AIM OF THE TASK:
Copy each line below that contains "рабочих".

-- BEGIN ENTRIES SUPPLIED --

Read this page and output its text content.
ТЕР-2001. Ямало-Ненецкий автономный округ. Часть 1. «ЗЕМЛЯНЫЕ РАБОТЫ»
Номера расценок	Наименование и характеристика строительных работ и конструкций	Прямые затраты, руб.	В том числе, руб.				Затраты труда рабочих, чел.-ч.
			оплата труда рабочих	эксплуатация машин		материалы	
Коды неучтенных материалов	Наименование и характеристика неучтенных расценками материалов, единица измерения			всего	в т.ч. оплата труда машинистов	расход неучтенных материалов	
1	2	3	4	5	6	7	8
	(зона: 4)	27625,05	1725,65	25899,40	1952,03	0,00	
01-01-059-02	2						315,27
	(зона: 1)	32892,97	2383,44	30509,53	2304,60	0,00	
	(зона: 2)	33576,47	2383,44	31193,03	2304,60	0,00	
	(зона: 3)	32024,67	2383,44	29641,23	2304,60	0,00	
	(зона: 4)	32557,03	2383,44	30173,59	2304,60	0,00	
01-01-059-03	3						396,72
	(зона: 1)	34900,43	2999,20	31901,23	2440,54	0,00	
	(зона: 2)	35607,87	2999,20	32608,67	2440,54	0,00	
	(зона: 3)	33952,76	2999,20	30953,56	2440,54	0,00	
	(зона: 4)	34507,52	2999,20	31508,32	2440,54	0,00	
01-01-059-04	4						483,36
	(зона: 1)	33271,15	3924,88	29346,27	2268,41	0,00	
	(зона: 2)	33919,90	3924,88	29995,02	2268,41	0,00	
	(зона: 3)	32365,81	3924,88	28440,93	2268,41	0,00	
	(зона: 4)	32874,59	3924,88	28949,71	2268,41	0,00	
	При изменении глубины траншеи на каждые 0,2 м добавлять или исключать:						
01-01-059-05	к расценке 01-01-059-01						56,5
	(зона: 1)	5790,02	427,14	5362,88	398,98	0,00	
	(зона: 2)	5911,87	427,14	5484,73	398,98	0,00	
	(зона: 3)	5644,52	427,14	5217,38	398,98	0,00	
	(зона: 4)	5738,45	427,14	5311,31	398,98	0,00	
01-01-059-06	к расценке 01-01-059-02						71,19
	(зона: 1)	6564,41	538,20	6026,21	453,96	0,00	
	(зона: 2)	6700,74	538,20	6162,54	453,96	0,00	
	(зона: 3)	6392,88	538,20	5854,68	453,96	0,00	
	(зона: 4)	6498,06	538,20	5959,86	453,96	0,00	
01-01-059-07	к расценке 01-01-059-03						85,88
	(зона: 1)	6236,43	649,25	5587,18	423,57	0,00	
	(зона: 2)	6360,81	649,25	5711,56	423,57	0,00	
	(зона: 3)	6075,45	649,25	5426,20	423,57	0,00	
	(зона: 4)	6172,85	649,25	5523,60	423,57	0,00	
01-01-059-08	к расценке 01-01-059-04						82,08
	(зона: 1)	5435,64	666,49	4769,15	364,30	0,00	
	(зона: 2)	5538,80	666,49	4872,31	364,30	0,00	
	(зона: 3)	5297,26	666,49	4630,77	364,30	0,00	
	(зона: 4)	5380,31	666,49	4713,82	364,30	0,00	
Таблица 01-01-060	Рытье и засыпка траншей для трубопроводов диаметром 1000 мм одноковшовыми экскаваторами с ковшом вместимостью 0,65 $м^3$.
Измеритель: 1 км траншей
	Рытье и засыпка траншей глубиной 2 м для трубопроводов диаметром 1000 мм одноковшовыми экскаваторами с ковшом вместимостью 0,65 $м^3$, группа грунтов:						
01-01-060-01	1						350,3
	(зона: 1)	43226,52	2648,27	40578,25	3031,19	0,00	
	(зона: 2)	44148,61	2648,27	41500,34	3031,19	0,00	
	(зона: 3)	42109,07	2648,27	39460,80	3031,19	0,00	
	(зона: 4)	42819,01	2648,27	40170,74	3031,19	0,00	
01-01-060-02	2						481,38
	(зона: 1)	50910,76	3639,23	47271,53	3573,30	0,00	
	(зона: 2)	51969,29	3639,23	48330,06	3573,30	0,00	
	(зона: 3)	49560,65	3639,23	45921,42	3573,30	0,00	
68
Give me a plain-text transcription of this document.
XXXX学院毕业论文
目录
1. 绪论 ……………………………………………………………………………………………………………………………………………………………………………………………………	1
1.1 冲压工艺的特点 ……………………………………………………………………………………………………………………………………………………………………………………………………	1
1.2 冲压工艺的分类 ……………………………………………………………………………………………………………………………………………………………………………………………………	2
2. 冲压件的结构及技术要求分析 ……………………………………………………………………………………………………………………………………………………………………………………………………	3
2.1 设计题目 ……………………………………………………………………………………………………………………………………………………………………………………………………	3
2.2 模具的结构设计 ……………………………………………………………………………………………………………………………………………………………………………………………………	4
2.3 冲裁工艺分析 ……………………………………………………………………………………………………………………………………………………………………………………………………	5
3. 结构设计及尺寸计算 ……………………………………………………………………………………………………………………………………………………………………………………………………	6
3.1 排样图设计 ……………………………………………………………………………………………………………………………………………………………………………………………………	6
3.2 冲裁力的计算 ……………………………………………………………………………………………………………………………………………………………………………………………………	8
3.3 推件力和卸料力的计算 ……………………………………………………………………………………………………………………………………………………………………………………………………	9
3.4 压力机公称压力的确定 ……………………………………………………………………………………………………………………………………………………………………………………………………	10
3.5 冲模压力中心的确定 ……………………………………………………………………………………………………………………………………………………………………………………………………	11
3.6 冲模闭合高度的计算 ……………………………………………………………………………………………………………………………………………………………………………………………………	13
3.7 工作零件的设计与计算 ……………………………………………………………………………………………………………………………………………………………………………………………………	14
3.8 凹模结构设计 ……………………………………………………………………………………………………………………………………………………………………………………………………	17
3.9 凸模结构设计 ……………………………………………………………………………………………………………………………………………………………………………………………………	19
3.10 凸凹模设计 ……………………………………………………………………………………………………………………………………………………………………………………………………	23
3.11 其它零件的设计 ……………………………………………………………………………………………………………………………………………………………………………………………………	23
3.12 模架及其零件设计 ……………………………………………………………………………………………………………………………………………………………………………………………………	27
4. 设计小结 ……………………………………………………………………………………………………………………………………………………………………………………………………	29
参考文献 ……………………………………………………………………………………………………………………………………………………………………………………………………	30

-- END ENTRIES SUPPLIED --

SOLVED PROBLEM:
Номера расценок	Наименование и характеристика строительных работ и конструкций	Прямые затраты, руб.	В том числе, руб.				Затраты труда рабочих, чел.-ч.
			оплата труда рабочих	эксплуатация машин		материалы	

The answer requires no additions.